### EXERCISE DIRECTIONS
For each line that holds "true", copy the line out.
-------------------------
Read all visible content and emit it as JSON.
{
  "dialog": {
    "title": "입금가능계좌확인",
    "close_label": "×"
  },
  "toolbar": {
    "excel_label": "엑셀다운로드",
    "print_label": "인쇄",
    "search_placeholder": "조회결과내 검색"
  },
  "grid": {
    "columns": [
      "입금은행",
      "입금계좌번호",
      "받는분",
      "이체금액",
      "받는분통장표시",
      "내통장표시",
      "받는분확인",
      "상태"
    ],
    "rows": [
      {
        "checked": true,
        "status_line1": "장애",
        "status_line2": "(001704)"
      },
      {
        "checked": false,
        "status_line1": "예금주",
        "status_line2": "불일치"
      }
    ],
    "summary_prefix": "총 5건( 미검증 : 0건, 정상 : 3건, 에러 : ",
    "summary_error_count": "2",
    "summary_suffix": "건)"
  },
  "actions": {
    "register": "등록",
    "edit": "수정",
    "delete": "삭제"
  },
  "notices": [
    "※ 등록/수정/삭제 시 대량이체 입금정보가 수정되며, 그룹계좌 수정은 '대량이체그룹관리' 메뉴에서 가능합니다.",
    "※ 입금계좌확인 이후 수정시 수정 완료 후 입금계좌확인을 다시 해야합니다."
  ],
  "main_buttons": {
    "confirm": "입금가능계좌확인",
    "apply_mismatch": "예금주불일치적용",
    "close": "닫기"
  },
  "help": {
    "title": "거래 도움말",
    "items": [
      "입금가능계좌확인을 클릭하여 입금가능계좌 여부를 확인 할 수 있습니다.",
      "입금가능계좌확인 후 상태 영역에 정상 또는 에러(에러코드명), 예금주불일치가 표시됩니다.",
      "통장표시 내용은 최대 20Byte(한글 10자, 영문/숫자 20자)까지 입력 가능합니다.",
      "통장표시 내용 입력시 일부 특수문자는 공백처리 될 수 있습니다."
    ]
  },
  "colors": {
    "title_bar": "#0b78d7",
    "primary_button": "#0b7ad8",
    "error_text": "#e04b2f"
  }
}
-------------------------
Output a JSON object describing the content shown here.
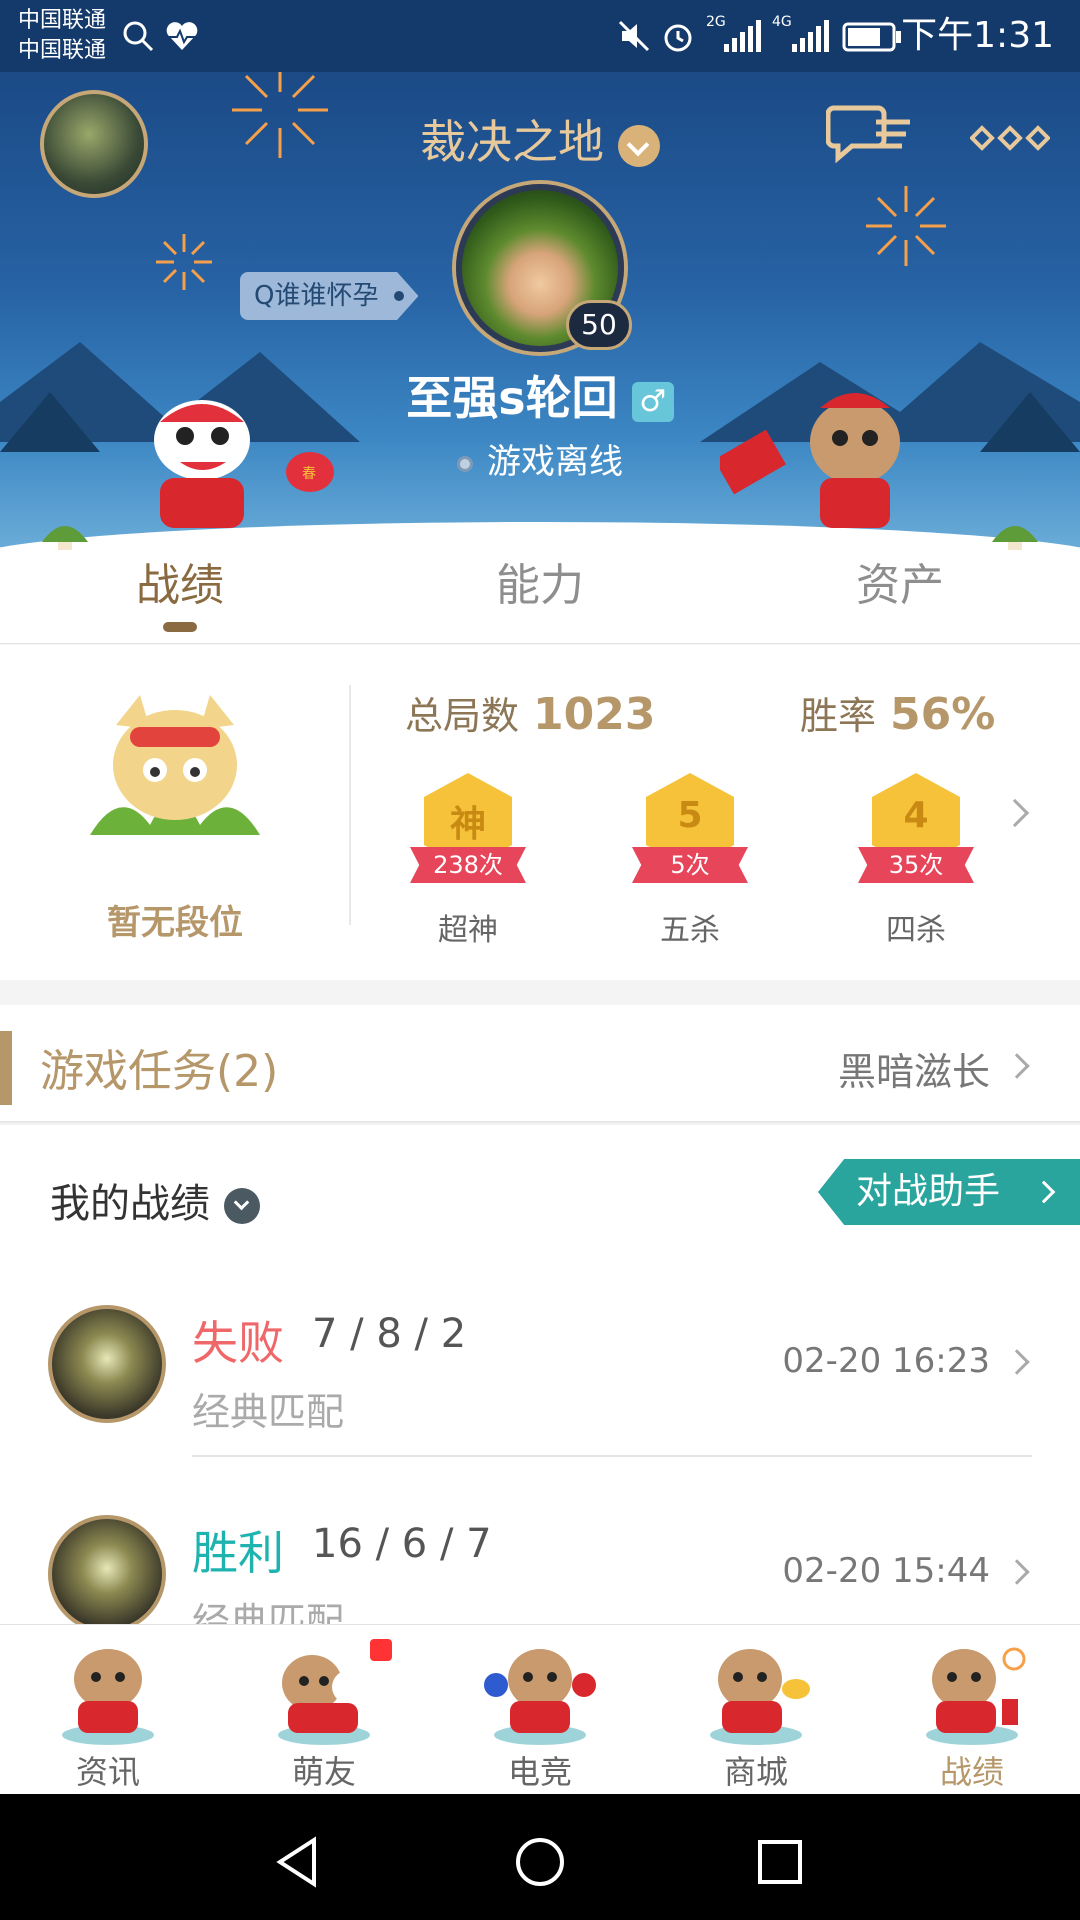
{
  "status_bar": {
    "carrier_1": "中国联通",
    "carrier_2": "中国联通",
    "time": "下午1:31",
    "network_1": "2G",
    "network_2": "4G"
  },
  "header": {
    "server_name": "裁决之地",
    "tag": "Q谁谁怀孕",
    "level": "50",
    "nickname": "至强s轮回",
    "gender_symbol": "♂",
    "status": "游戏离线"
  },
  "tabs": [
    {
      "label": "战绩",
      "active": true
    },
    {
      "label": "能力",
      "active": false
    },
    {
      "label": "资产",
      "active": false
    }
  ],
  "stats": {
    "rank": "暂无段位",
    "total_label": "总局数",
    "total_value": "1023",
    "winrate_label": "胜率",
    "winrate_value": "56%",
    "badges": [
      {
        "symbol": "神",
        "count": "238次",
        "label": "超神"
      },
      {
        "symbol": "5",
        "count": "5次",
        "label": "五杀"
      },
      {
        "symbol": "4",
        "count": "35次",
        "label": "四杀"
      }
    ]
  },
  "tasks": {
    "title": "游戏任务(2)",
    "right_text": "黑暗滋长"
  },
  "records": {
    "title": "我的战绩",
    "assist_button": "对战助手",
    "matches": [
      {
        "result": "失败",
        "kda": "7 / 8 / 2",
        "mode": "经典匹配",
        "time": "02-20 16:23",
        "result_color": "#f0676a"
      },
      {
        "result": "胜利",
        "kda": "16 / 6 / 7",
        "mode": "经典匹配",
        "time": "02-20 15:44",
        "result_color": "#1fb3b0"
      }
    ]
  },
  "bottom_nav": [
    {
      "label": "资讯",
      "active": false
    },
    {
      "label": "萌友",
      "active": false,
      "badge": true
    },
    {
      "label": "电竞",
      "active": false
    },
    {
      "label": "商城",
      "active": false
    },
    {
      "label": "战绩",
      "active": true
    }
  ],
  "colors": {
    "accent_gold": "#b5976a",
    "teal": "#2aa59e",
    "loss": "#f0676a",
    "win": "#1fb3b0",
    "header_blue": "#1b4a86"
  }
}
-------------------------
### ANSWER TO THE EXERCISE
        "checked": true,
      "active": true
      "badge": true
      "active": true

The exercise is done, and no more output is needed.